═════ THE INPUT
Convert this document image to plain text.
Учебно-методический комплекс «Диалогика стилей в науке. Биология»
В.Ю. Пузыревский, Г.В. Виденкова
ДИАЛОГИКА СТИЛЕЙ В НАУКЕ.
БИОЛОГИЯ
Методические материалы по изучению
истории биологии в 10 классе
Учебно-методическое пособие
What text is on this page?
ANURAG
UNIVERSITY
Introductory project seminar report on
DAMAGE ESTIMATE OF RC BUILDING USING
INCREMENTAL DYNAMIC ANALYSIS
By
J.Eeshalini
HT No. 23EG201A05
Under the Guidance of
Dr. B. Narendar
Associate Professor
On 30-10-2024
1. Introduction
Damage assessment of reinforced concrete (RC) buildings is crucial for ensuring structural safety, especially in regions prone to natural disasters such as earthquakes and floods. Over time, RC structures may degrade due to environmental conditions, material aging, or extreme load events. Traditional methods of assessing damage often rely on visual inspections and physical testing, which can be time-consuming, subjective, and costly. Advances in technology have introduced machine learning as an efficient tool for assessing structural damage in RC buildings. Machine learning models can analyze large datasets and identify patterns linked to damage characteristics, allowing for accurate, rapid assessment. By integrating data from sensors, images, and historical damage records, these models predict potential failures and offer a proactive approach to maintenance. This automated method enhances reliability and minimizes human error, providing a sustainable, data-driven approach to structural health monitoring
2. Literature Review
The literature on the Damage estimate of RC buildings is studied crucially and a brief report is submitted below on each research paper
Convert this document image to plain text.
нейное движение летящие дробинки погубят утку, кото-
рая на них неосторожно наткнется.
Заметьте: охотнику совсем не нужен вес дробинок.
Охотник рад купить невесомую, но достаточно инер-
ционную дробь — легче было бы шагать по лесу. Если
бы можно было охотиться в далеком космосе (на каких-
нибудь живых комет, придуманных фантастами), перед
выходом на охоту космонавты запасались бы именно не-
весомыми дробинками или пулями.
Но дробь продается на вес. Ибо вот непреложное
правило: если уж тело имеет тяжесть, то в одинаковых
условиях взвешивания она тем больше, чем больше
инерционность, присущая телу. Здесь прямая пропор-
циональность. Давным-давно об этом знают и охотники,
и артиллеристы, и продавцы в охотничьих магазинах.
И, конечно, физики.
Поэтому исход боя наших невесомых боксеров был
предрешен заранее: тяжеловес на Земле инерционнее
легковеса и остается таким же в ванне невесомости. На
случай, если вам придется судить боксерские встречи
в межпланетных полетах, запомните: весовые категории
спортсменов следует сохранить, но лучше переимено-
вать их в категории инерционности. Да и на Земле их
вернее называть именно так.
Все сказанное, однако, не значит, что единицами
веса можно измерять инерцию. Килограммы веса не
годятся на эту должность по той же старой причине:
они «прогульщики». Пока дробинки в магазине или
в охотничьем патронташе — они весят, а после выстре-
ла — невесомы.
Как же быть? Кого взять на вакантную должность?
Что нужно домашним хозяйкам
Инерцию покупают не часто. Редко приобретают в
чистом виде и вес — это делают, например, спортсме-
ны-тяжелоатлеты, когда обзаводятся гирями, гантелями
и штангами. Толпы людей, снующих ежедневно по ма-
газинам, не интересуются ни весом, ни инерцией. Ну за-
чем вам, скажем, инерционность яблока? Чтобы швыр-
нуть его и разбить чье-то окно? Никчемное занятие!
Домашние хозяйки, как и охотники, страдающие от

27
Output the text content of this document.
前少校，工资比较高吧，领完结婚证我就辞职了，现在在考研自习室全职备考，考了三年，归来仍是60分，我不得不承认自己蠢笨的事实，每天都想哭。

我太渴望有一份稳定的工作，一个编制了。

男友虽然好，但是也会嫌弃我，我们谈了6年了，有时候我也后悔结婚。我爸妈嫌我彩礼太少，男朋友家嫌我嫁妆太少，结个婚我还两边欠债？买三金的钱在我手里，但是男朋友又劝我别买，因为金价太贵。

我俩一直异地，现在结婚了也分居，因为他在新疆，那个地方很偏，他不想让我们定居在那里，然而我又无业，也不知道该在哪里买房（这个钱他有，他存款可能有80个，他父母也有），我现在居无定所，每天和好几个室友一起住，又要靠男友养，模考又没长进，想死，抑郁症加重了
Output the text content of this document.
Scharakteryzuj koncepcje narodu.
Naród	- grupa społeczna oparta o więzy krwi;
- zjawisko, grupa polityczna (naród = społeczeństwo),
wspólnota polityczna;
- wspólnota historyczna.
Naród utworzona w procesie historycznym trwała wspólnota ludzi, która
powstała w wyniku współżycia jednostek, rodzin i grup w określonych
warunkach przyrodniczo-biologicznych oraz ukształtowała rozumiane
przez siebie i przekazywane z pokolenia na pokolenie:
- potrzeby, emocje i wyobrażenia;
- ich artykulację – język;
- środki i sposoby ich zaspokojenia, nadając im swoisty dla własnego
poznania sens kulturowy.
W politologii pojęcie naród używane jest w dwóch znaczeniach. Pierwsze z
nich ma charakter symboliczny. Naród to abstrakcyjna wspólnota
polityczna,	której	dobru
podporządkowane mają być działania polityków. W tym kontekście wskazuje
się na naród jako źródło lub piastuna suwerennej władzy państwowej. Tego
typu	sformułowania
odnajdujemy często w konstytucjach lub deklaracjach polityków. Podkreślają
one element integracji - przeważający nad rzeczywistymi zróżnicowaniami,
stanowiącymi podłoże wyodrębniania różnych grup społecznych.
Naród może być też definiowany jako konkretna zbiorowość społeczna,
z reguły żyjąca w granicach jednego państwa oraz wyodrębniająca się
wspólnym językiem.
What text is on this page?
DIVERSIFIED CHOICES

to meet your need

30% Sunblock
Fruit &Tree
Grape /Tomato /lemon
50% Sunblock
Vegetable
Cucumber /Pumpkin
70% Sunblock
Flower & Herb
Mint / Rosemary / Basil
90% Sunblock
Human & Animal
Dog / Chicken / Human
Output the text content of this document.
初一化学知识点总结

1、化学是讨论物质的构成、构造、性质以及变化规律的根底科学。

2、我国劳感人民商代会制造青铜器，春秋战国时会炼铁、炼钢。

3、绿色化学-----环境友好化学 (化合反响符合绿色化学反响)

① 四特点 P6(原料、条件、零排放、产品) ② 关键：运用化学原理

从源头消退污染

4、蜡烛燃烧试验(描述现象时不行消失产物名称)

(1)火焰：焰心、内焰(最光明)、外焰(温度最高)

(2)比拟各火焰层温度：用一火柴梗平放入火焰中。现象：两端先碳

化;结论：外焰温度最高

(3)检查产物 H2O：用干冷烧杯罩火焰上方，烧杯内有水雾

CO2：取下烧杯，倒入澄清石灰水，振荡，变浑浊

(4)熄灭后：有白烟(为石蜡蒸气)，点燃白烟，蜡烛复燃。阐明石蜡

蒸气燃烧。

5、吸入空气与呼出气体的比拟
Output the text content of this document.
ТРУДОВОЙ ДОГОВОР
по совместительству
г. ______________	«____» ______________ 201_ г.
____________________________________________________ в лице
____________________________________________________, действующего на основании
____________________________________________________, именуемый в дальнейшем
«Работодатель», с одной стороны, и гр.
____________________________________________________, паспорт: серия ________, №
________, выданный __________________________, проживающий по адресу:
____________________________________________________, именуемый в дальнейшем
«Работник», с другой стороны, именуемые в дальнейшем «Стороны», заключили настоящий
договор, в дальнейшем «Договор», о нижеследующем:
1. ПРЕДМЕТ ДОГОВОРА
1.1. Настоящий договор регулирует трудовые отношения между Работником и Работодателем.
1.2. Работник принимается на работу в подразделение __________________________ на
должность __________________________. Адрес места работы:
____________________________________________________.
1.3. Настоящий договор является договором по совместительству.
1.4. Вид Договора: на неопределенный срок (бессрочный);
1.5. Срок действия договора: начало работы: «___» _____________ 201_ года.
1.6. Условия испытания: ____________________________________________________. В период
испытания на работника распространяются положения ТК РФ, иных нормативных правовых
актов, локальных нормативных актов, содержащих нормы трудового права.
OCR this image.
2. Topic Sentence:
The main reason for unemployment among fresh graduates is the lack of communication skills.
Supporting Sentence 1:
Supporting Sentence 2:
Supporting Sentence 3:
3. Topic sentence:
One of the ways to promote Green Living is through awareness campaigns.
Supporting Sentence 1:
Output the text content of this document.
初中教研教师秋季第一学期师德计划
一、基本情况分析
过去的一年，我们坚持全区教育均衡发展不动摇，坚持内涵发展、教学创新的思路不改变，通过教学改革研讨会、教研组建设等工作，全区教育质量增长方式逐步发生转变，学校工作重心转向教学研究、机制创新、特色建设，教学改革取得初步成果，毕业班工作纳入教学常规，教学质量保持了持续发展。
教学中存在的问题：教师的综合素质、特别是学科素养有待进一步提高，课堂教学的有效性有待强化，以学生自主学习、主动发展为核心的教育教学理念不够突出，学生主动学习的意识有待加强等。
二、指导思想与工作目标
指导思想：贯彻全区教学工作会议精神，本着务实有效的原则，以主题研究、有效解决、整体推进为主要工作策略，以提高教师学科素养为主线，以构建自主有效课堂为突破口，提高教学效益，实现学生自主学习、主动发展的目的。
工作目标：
══════════
### THE EXERCISE
Scan the lines above for "должность", then copy every one that has it.

### FINAL ANSWER
годятся на эту должность по той же старой причине:
Как же быть? Кого взять на вакантную должность?
должность __________________________. Адрес места работы:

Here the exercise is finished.